(TASK):
Copy every record below exactly as written, but leave out the pictures.

(DATASET EXCERPTS):
==============================

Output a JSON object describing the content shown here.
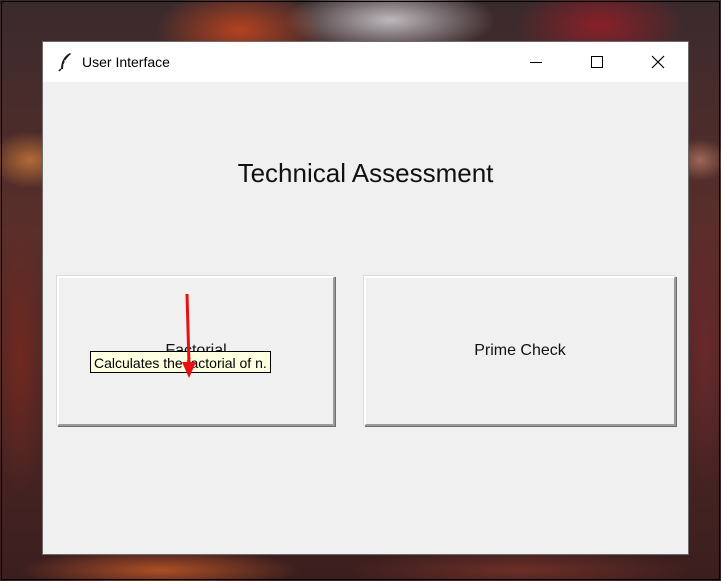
{
  "window": {
    "title": "User Interface",
    "icon": "feather-icon"
  },
  "titlebar_buttons": {
    "minimize": "minimize-icon",
    "maximize": "maximize-icon",
    "close": "close-icon"
  },
  "main": {
    "heading": "Technical Assessment",
    "buttons": [
      {
        "label": "Factorial"
      },
      {
        "label": "Prime Check"
      }
    ],
    "tooltip": "Calculates the factorial of n."
  },
  "colors": {
    "annotation_arrow": "#e81010",
    "tooltip_bg": "#ffffe1",
    "window_bg": "#f0f0f0"
  }
}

==============================

(ANSWER IN FULL):
Output a JSON object describing the content shown here.
{
  "window": {
    "title": "User Interface",
    "icon": "feather-icon"
  },
  "titlebar_buttons": {
    "minimize": "minimize-icon",
    "maximize": "maximize-icon",
    "close": "close-icon"
  },
  "main": {
    "heading": "Technical Assessment",
    "buttons": [
      {
        "label": "Factorial"
      },
      {
        "label": "Prime Check"
      }
    ],
    "tooltip": "Calculates the factorial of n."
  },
  "colors": {
    "annotation_arrow": "#e81010",
    "tooltip_bg": "#ffffe1",
    "window_bg": "#f0f0f0"
  }
}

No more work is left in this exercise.